Every line of the records must be repeated exactly; pictures stay out.

The records: Begin

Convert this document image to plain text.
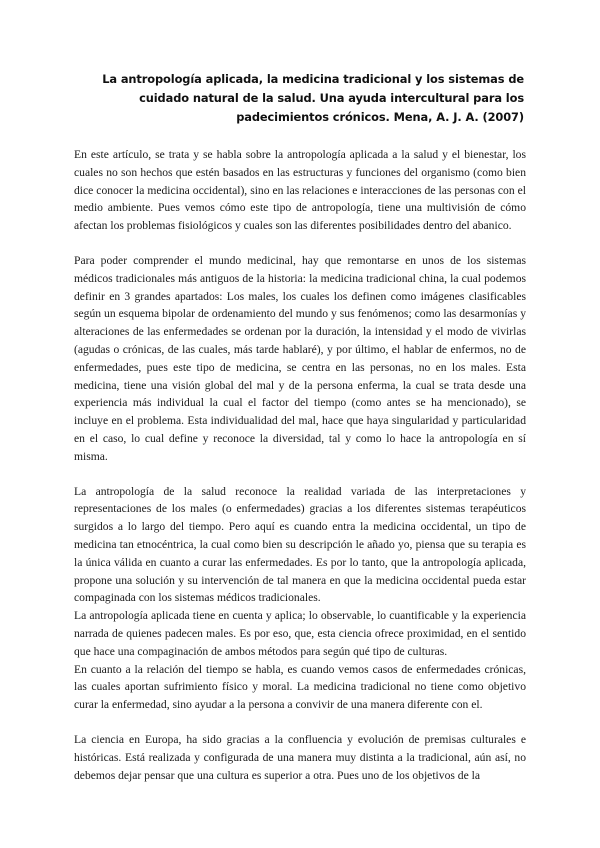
La antropología aplicada, la medicina tradicional y los sistemas de cuidado natural de la salud. Una ayuda intercultural para los padecimientos crónicos. Mena, A. J. A. (2007)

En este artículo, se trata y se habla sobre la antropología aplicada a la salud y el bienestar, los cuales no son hechos que estén basados en las estructuras y funciones del organismo (como bien dice conocer la medicina occidental), sino en las relaciones e interacciones de las personas con el medio ambiente. Pues vemos cómo este tipo de antropología, tiene una multivisión de cómo afectan los problemas fisiológicos y cuales son las diferentes posibilidades dentro del abanico.

Para poder comprender el mundo medicinal, hay que remontarse en unos de los sistemas médicos tradicionales más antiguos de la historia: la medicina tradicional china, la cual podemos definir en 3 grandes apartados: Los males, los cuales los definen como imágenes clasificables según un esquema bipolar de ordenamiento del mundo y sus fenómenos; como las desarmonías y alteraciones de las enfermedades se ordenan por la duración, la intensidad y el modo de vivirlas (agudas o crónicas, de las cuales, más tarde hablaré), y por último, el hablar de enfermos, no de enfermedades, pues este tipo de medicina, se centra en las personas, no en los males. Esta medicina, tiene una visión global del mal y de la persona enferma, la cual se trata desde una experiencia más individual la cual el factor del tiempo (como antes se ha mencionado), se incluye en el problema. Esta individualidad del mal, hace que haya singularidad y particularidad en el caso, lo cual define y reconoce la diversidad, tal y como lo hace la antropología en sí misma.

La antropología de la salud reconoce la realidad variada de las interpretaciones y representaciones de los males (o enfermedades) gracias a los diferentes sistemas terapéuticos surgidos a lo largo del tiempo. Pero aquí es cuando entra la medicina occidental, un tipo de medicina tan etnocéntrica, la cual como bien su descripción le añado yo, piensa que su terapia es la única válida en cuanto a curar las enfermedades. Es por lo tanto, que la antropología aplicada, propone una solución y su intervención de tal manera en que la medicina occidental pueda estar compaginada con los sistemas médicos tradicionales.

La antropología aplicada tiene en cuenta y aplica; lo observable, lo cuantificable y la experiencia narrada de quienes padecen males. Es por eso, que, esta ciencia ofrece proximidad, en el sentido que hace una compaginación de ambos métodos para según qué tipo de culturas.

En cuanto a la relación del tiempo se habla, es cuando vemos casos de enfermedades crónicas, las cuales aportan sufrimiento físico y moral. La medicina tradicional no tiene como objetivo curar la enfermedad, sino ayudar a la persona a convivir de una manera diferente con el.

La ciencia en Europa, ha sido gracias a la confluencia y evolución de premisas culturales e históricas. Está realizada y configurada de una manera muy distinta a la tradicional, aún así, no debemos dejar pensar que una cultura es superior a otra. Pues uno de los objetivos de la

The records: End

> **Result**:
Convert this document image to plain text.
La antropología aplicada, la medicina tradicional y los sistemas de cuidado natural de la salud. Una ayuda intercultural para los padecimientos crónicos. Mena, A. J. A. (2007)

En este artículo, se trata y se habla sobre la antropología aplicada a la salud y el bienestar, los cuales no son hechos que estén basados en las estructuras y funciones del organismo (como bien dice conocer la medicina occidental), sino en las relaciones e interacciones de las personas con el medio ambiente. Pues vemos cómo este tipo de antropología, tiene una multivisión de cómo afectan los problemas fisiológicos y cuales son las diferentes posibilidades dentro del abanico.

Para poder comprender el mundo medicinal, hay que remontarse en unos de los sistemas médicos tradicionales más antiguos de la historia: la medicina tradicional china, la cual podemos definir en 3 grandes apartados: Los males, los cuales los definen como imágenes clasificables según un esquema bipolar de ordenamiento del mundo y sus fenómenos; como las desarmonías y alteraciones de las enfermedades se ordenan por la duración, la intensidad y el modo de vivirlas (agudas o crónicas, de las cuales, más tarde hablaré), y por último, el hablar de enfermos, no de enfermedades, pues este tipo de medicina, se centra en las personas, no en los males. Esta medicina, tiene una visión global del mal y de la persona enferma, la cual se trata desde una experiencia más individual la cual el factor del tiempo (como antes se ha mencionado), se incluye en el problema. Esta individualidad del mal, hace que haya singularidad y particularidad en el caso, lo cual define y reconoce la diversidad, tal y como lo hace la antropología en sí misma.

La antropología de la salud reconoce la realidad variada de las interpretaciones y representaciones de los males (o enfermedades) gracias a los diferentes sistemas terapéuticos surgidos a lo largo del tiempo. Pero aquí es cuando entra la medicina occidental, un tipo de medicina tan etnocéntrica, la cual como bien su descripción le añado yo, piensa que su terapia es la única válida en cuanto a curar las enfermedades. Es por lo tanto, que la antropología aplicada, propone una solución y su intervención de tal manera en que la medicina occidental pueda estar compaginada con los sistemas médicos tradicionales.

La antropología aplicada tiene en cuenta y aplica; lo observable, lo cuantificable y la experiencia narrada de quienes padecen males. Es por eso, que, esta ciencia ofrece proximidad, en el sentido que hace una compaginación de ambos métodos para según qué tipo de culturas.

En cuanto a la relación del tiempo se habla, es cuando vemos casos de enfermedades crónicas, las cuales aportan sufrimiento físico y moral. La medicina tradicional no tiene como objetivo curar la enfermedad, sino ayudar a la persona a convivir de una manera diferente con el.

La ciencia en Europa, ha sido gracias a la confluencia y evolución de premisas culturales e históricas. Está realizada y configurada de una manera muy distinta a la tradicional, aún así, no debemos dejar pensar que una cultura es superior a otra. Pues uno de los objetivos de la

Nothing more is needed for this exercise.